__Your objective__:
Give a verbatim copy of the lines below, minus the pictures.

__Source records__:
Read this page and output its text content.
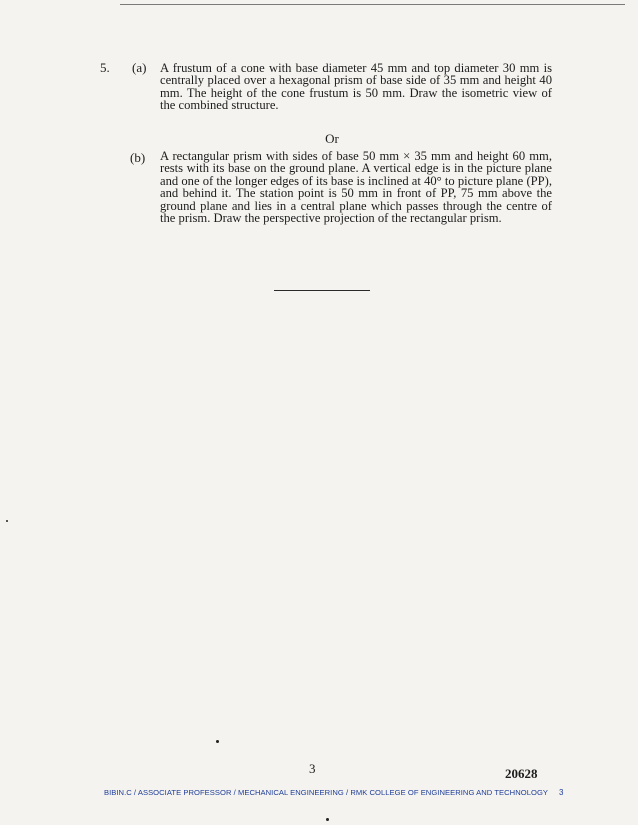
5. (a) A frustum of a cone with base diameter 45 mm and top diameter 30 mm is centrally placed over a hexagonal prism of base side of 35 mm and height 40 mm. The height of the cone frustum is 50 mm. Draw the isometric view of the combined structure.

Or
(b) A rectangular prism with sides of base 50 mm × 35 mm and height 60 mm, rests with its base on the ground plane. A vertical edge is in the picture plane and one of the longer edges of its base is inclined at 40° to picture plane (PP), and behind it. The station point is 50 mm in front of PP, 75 mm above the ground plane and lies in a central plane which passes through the centre of the prism. Draw the perspective projection of the rectangular prism.

3	20628
BIBIN.C / ASSOCIATE PROFESSOR / MECHANICAL ENGINEERING / RMK COLLEGE OF ENGINEERING AND TECHNOLOGY 3
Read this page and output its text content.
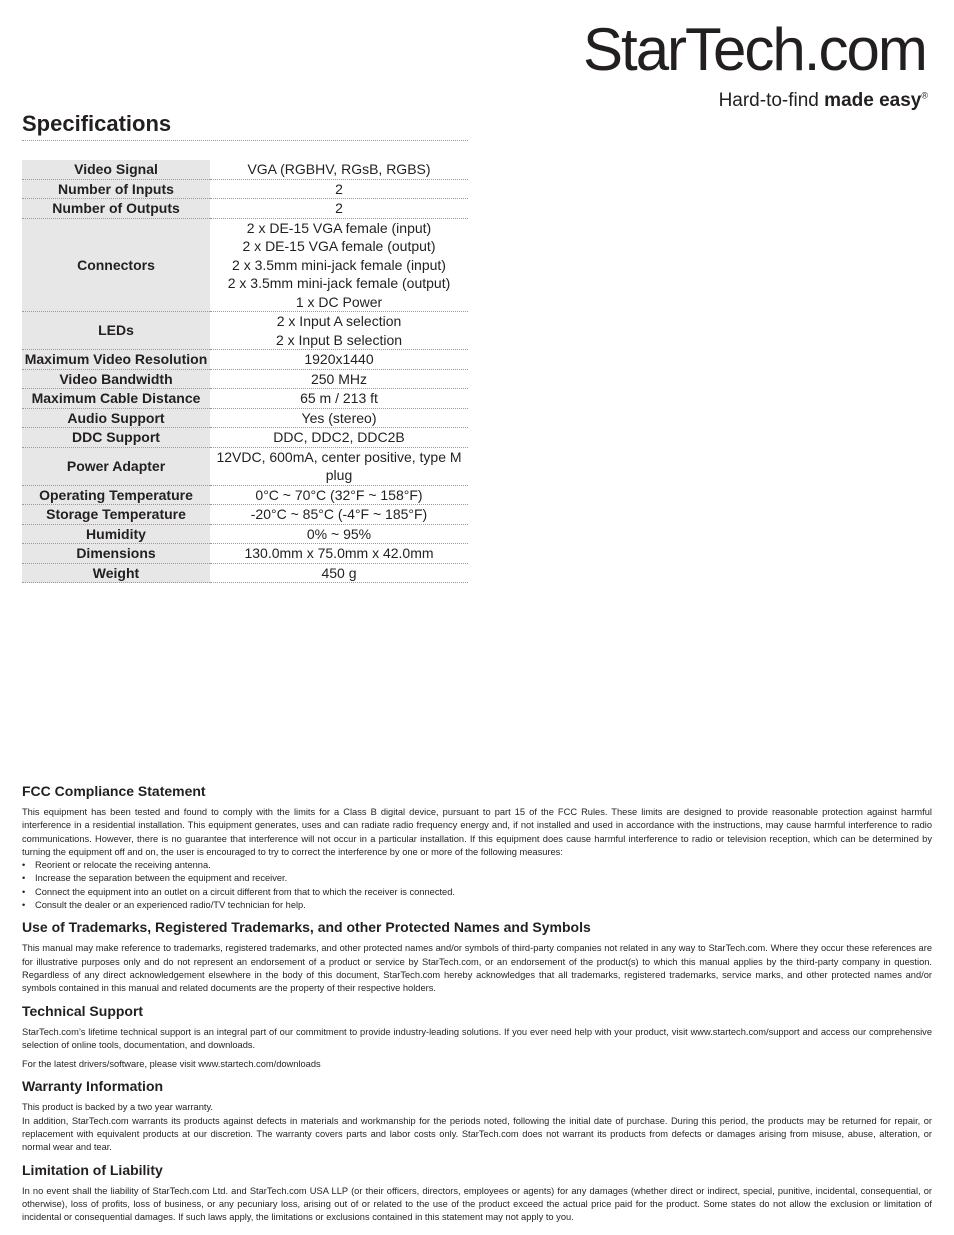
StarTech.com
Hard-to-find made easy®
Specifications
Video Signal	VGA (RGBHV, RGsB, RGBS)

Number of Inputs	2

Number of Outputs	2

Connectors	2 x DE-15 VGA female (input)
2 x DE-15 VGA female (output)
2 x 3.5mm mini-jack female (input)
2 x 3.5mm mini-jack female (output)
1 x DC Power

LEDs	2 x Input A selection
2 x Input B selection

Maximum Video Resolution	1920x1440

Video Bandwidth	250 MHz

Maximum Cable Distance	65 m / 213 ft

Audio Support	Yes (stereo)

DDC Support	DDC, DDC2, DDC2B

Power Adapter	12VDC, 600mA, center positive, type M plug

Operating Temperature	0°C ~ 70°C (32°F ~ 158°F)

Storage Temperature	-20°C ~ 85°C (-4°F ~ 185°F)

Humidity	0% ~ 95%

Dimensions	130.0mm x 75.0mm x 42.0mm

Weight	450 g
FCC Compliance Statement

This equipment has been tested and found to comply with the limits for a Class B digital device, pursuant to part 15 of the FCC Rules. These limits are designed to provide reasonable protection against harmful interference in a residential installation. This equipment generates, uses and can radiate radio frequency energy and, if not installed and used in accordance with the instructions, may cause harmful interference to radio communications. However, there is no guarantee that interference will not occur in a particular installation. If this equipment does cause harmful interference to radio or television reception, which can be determined by turning the equipment off and on, the user is encouraged to try to correct the interference by one or more of the following measures:

• Reorient or relocate the receiving antenna.
• Increase the separation between the equipment and receiver.
• Connect the equipment into an outlet on a circuit different from that to which the receiver is connected.
• Consult the dealer or an experienced radio/TV technician for help.
Use of Trademarks, Registered Trademarks, and other Protected Names and Symbols

This manual may make reference to trademarks, registered trademarks, and other protected names and/or symbols of third-party companies not related in any way to StarTech.com. Where they occur these references are for illustrative purposes only and do not represent an endorsement of a product or service by StarTech.com, or an endorsement of the product(s) to which this manual applies by the third-party company in question. Regardless of any direct acknowledgement elsewhere in the body of this document, StarTech.com hereby acknowledges that all trademarks, registered trademarks, service marks, and other protected names and/or symbols contained in this manual and related documents are the property of their respective holders.

Technical Support

StarTech.com’s lifetime technical support is an integral part of our commitment to provide industry-leading solutions. If you ever need help with your product, visit www.startech.com/support and access our comprehensive selection of online tools, documentation, and downloads.

For the latest drivers/software, please visit www.startech.com/downloads

Warranty Information

This product is backed by a two year warranty.

In addition, StarTech.com warrants its products against defects in materials and workmanship for the periods noted, following the initial date of purchase. During this period, the products may be returned for repair, or replacement with equivalent products at our discretion. The warranty covers parts and labor costs only. StarTech.com does not warrant its products from defects or damages arising from misuse, abuse, alteration, or normal wear and tear.

Limitation of Liability

In no event shall the liability of StarTech.com Ltd. and StarTech.com USA LLP (or their officers, directors, employees or agents) for any damages (whether direct or indirect, special, punitive, incidental, consequential, or otherwise), loss of profits, loss of business, or any pecuniary loss, arising out of or related to the use of the product exceed the actual price paid for the product. Some states do not allow the exclusion or limitation of incidental or consequential damages. If such laws apply, the limitations or exclusions contained in this statement may not apply to you.
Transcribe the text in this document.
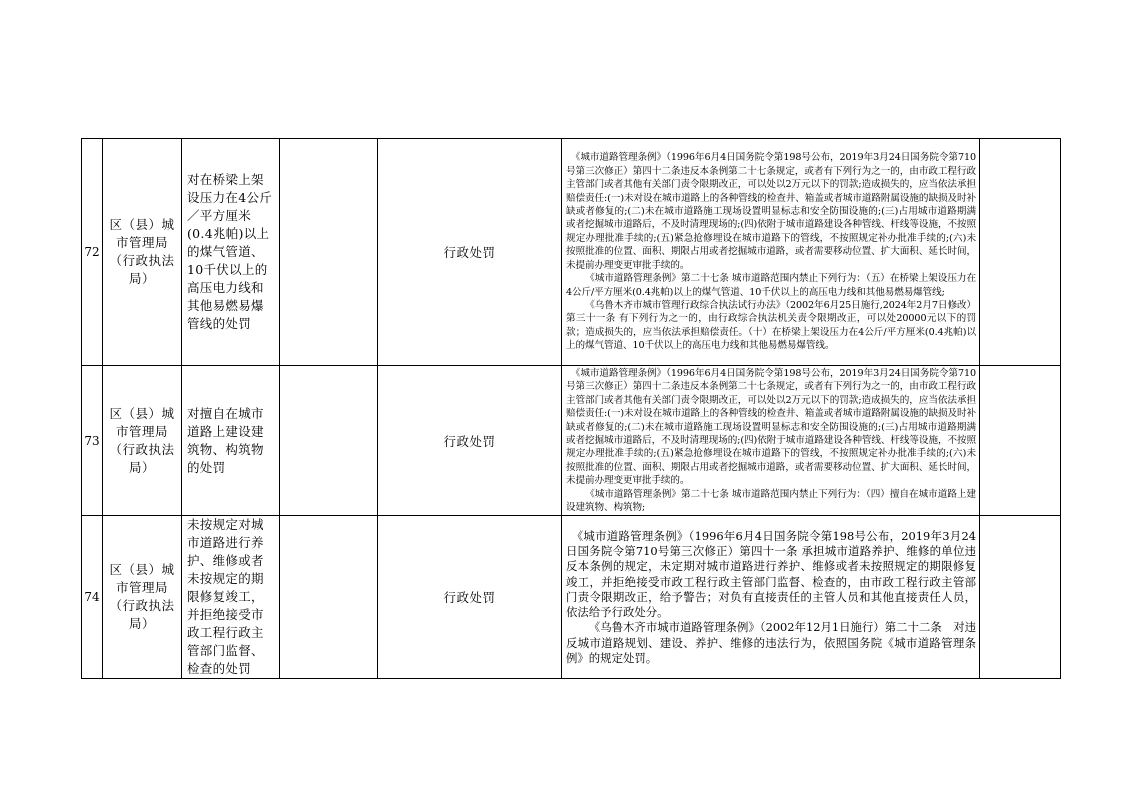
72	区（县）城市管理局（行政执法局）	对在桥梁上架设压力在4公斤／平方厘米(0.4兆帕)以上的煤气管道、10千伏以上的高压电力线和其他易燃易爆管线的处罚		行政处罚	《城市道路管理条例》（1996年6月4日国务院令第198号公布，2019年3月24日国务院令第710号第三次修正）第四十二条违反本条例第二十七条规定，或者有下列行为之一的，由市政工程行政主管部门或者其他有关部门责令限期改正，可以处以2万元以下的罚款;造成损失的，应当依法承担赔偿责任:(一)未对设在城市道路上的各种管线的检查井、箱盖或者城市道路附属设施的缺损及时补缺或者修复的;(二)未在城市道路施工现场设置明显标志和安全防围设施的;(三)占用城市道路期满或者挖掘城市道路后，不及时清理现场的;(四)依附于城市道路建设各种管线、杆线等设施，不按照规定办理批准手续的;(五)紧急抢修埋设在城市道路下的管线，不按照规定补办批准手续的;(六)未按照批准的位置、面积、期限占用或者挖掘城市道路，或者需要移动位置、扩大面积、延长时间，未提前办理变更审批手续的。

《城市道路管理条例》第二十七条 城市道路范围内禁止下列行为：（五）在桥梁上架设压力在4公斤/平方厘米(0.4兆帕)以上的煤气管道、10千伏以上的高压电力线和其他易燃易爆管线;

《乌鲁木齐市城市管理行政综合执法试行办法》（2002年6月25日施行,2024年2月7日修改）第三十一条 有下列行为之一的，由行政综合执法机关责令限期改正，可以处20000元以下的罚款；造成损失的，应当依法承担赔偿责任。（十）在桥梁上架设压力在4公斤/平方厘米(0.4兆帕)以上的煤气管道、10千伏以上的高压电力线和其他易燃易爆管线。	

73	区（县）城市管理局（行政执法局）	对擅自在城市道路上建设建筑物、构筑物的处罚		行政处罚	《城市道路管理条例》（1996年6月4日国务院令第198号公布，2019年3月24日国务院令第710号第三次修正）第四十二条违反本条例第二十七条规定，或者有下列行为之一的，由市政工程行政主管部门或者其他有关部门责令限期改正，可以处以2万元以下的罚款;造成损失的，应当依法承担赔偿责任:(一)未对设在城市道路上的各种管线的检查井、箱盖或者城市道路附属设施的缺损及时补缺或者修复的;(二)未在城市道路施工现场设置明显标志和安全防围设施的;(三)占用城市道路期满或者挖掘城市道路后，不及时清理现场的;(四)依附于城市道路建设各种管线、杆线等设施，不按照规定办理批准手续的;(五)紧急抢修埋设在城市道路下的管线，不按照规定补办批准手续的;(六)未按照批准的位置、面积、期限占用或者挖掘城市道路，或者需要移动位置、扩大面积、延长时间，未提前办理变更审批手续的。

《城市道路管理条例》第二十七条 城市道路范围内禁止下列行为：（四）擅自在城市道路上建设建筑物、构筑物;	

74	区（县）城市管理局（行政执法局）	未按规定对城市道路进行养护、维修或者未按规定的期限修复竣工，并拒绝接受市政工程行政主管部门监督、检查的处罚		行政处罚	《城市道路管理条例》（1996年6月4日国务院令第198号公布，2019年3月24日国务院令第710号第三次修正）第四十一条 承担城市道路养护、维修的单位违反本条例的规定，未定期对城市道路进行养护、维修或者未按照规定的期限修复竣工，并拒绝接受市政工程行政主管部门监督、检查的，由市政工程行政主管部门责令限期改正，给予警告；对负有直接责任的主管人员和其他直接责任人员，依法给予行政处分。

《乌鲁木齐市城市道路管理条例》（2002年12月1日施行）第二十二条　对违反城市道路规划、建设、养护、维修的违法行为，依照国务院《城市道路管理条例》的规定处罚。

__Correct response__:
Read this page and output its text content.
5. (a) A frustum of a cone with base diameter 45 mm and top diameter 30 mm is centrally placed over a hexagonal prism of base side of 35 mm and height 40 mm. The height of the cone frustum is 50 mm. Draw the isometric view of the combined structure.

Or
(b) A rectangular prism with sides of base 50 mm × 35 mm and height 60 mm, rests with its base on the ground plane. A vertical edge is in the picture plane and one of the longer edges of its base is inclined at 40° to picture plane (PP), and behind it. The station point is 50 mm in front of PP, 75 mm above the ground plane and lies in a central plane which passes through the centre of the prism. Draw the perspective projection of the rectangular prism.

3	20628
BIBIN.C / ASSOCIATE PROFESSOR / MECHANICAL ENGINEERING / RMK COLLEGE OF ENGINEERING AND TECHNOLOGY 3
Read this page and output its text content.
StarTech.com
Hard-to-find made easy®
Specifications
Video Signal	VGA (RGBHV, RGsB, RGBS)

Number of Inputs	2

Number of Outputs	2

Connectors	2 x DE-15 VGA female (input)
2 x DE-15 VGA female (output)
2 x 3.5mm mini-jack female (input)
2 x 3.5mm mini-jack female (output)
1 x DC Power

LEDs	2 x Input A selection
2 x Input B selection

Maximum Video Resolution	1920x1440

Video Bandwidth	250 MHz

Maximum Cable Distance	65 m / 213 ft

Audio Support	Yes (stereo)

DDC Support	DDC, DDC2, DDC2B

Power Adapter	12VDC, 600mA, center positive, type M plug

Operating Temperature	0°C ~ 70°C (32°F ~ 158°F)

Storage Temperature	-20°C ~ 85°C (-4°F ~ 185°F)

Humidity	0% ~ 95%

Dimensions	130.0mm x 75.0mm x 42.0mm

Weight	450 g
FCC Compliance Statement

This equipment has been tested and found to comply with the limits for a Class B digital device, pursuant to part 15 of the FCC Rules. These limits are designed to provide reasonable protection against harmful interference in a residential installation. This equipment generates, uses and can radiate radio frequency energy and, if not installed and used in accordance with the instructions, may cause harmful interference to radio communications. However, there is no guarantee that interference will not occur in a particular installation. If this equipment does cause harmful interference to radio or television reception, which can be determined by turning the equipment off and on, the user is encouraged to try to correct the interference by one or more of the following measures:

• Reorient or relocate the receiving antenna.
• Increase the separation between the equipment and receiver.
• Connect the equipment into an outlet on a circuit different from that to which the receiver is connected.
• Consult the dealer or an experienced radio/TV technician for help.
Use of Trademarks, Registered Trademarks, and other Protected Names and Symbols

This manual may make reference to trademarks, registered trademarks, and other protected names and/or symbols of third-party companies not related in any way to StarTech.com. Where they occur these references are for illustrative purposes only and do not represent an endorsement of a product or service by StarTech.com, or an endorsement of the product(s) to which this manual applies by the third-party company in question. Regardless of any direct acknowledgement elsewhere in the body of this document, StarTech.com hereby acknowledges that all trademarks, registered trademarks, service marks, and other protected names and/or symbols contained in this manual and related documents are the property of their respective holders.

Technical Support

StarTech.com’s lifetime technical support is an integral part of our commitment to provide industry-leading solutions. If you ever need help with your product, visit www.startech.com/support and access our comprehensive selection of online tools, documentation, and downloads.

For the latest drivers/software, please visit www.startech.com/downloads

Warranty Information

This product is backed by a two year warranty.

In addition, StarTech.com warrants its products against defects in materials and workmanship for the periods noted, following the initial date of purchase. During this period, the products may be returned for repair, or replacement with equivalent products at our discretion. The warranty covers parts and labor costs only. StarTech.com does not warrant its products from defects or damages arising from misuse, abuse, alteration, or normal wear and tear.

Limitation of Liability

In no event shall the liability of StarTech.com Ltd. and StarTech.com USA LLP (or their officers, directors, employees or agents) for any damages (whether direct or indirect, special, punitive, incidental, consequential, or otherwise), loss of profits, loss of business, or any pecuniary loss, arising out of or related to the use of the product exceed the actual price paid for the product. Some states do not allow the exclusion or limitation of incidental or consequential damages. If such laws apply, the limitations or exclusions contained in this statement may not apply to you.
Transcribe the text in this document.
72	区（县）城市管理局（行政执法局）	对在桥梁上架设压力在4公斤／平方厘米(0.4兆帕)以上的煤气管道、10千伏以上的高压电力线和其他易燃易爆管线的处罚		行政处罚	《城市道路管理条例》（1996年6月4日国务院令第198号公布，2019年3月24日国务院令第710号第三次修正）第四十二条违反本条例第二十七条规定，或者有下列行为之一的，由市政工程行政主管部门或者其他有关部门责令限期改正，可以处以2万元以下的罚款;造成损失的，应当依法承担赔偿责任:(一)未对设在城市道路上的各种管线的检查井、箱盖或者城市道路附属设施的缺损及时补缺或者修复的;(二)未在城市道路施工现场设置明显标志和安全防围设施的;(三)占用城市道路期满或者挖掘城市道路后，不及时清理现场的;(四)依附于城市道路建设各种管线、杆线等设施，不按照规定办理批准手续的;(五)紧急抢修埋设在城市道路下的管线，不按照规定补办批准手续的;(六)未按照批准的位置、面积、期限占用或者挖掘城市道路，或者需要移动位置、扩大面积、延长时间，未提前办理变更审批手续的。

《城市道路管理条例》第二十七条 城市道路范围内禁止下列行为：（五）在桥梁上架设压力在4公斤/平方厘米(0.4兆帕)以上的煤气管道、10千伏以上的高压电力线和其他易燃易爆管线;

《乌鲁木齐市城市管理行政综合执法试行办法》（2002年6月25日施行,2024年2月7日修改）第三十一条 有下列行为之一的，由行政综合执法机关责令限期改正，可以处20000元以下的罚款；造成损失的，应当依法承担赔偿责任。（十）在桥梁上架设压力在4公斤/平方厘米(0.4兆帕)以上的煤气管道、10千伏以上的高压电力线和其他易燃易爆管线。	

73	区（县）城市管理局（行政执法局）	对擅自在城市道路上建设建筑物、构筑物的处罚		行政处罚	《城市道路管理条例》（1996年6月4日国务院令第198号公布，2019年3月24日国务院令第710号第三次修正）第四十二条违反本条例第二十七条规定，或者有下列行为之一的，由市政工程行政主管部门或者其他有关部门责令限期改正，可以处以2万元以下的罚款;造成损失的，应当依法承担赔偿责任:(一)未对设在城市道路上的各种管线的检查井、箱盖或者城市道路附属设施的缺损及时补缺或者修复的;(二)未在城市道路施工现场设置明显标志和安全防围设施的;(三)占用城市道路期满或者挖掘城市道路后，不及时清理现场的;(四)依附于城市道路建设各种管线、杆线等设施，不按照规定办理批准手续的;(五)紧急抢修埋设在城市道路下的管线，不按照规定补办批准手续的;(六)未按照批准的位置、面积、期限占用或者挖掘城市道路，或者需要移动位置、扩大面积、延长时间，未提前办理变更审批手续的。

《城市道路管理条例》第二十七条 城市道路范围内禁止下列行为：（四）擅自在城市道路上建设建筑物、构筑物;	

74	区（县）城市管理局（行政执法局）	未按规定对城市道路进行养护、维修或者未按规定的期限修复竣工，并拒绝接受市政工程行政主管部门监督、检查的处罚		行政处罚	《城市道路管理条例》（1996年6月4日国务院令第198号公布，2019年3月24日国务院令第710号第三次修正）第四十一条 承担城市道路养护、维修的单位违反本条例的规定，未定期对城市道路进行养护、维修或者未按照规定的期限修复竣工，并拒绝接受市政工程行政主管部门监督、检查的，由市政工程行政主管部门责令限期改正，给予警告；对负有直接责任的主管人员和其他直接责任人员，依法给予行政处分。

《乌鲁木齐市城市道路管理条例》（2002年12月1日施行）第二十二条　对违反城市道路规划、建设、养护、维修的违法行为，依照国务院《城市道路管理条例》的规定处罚。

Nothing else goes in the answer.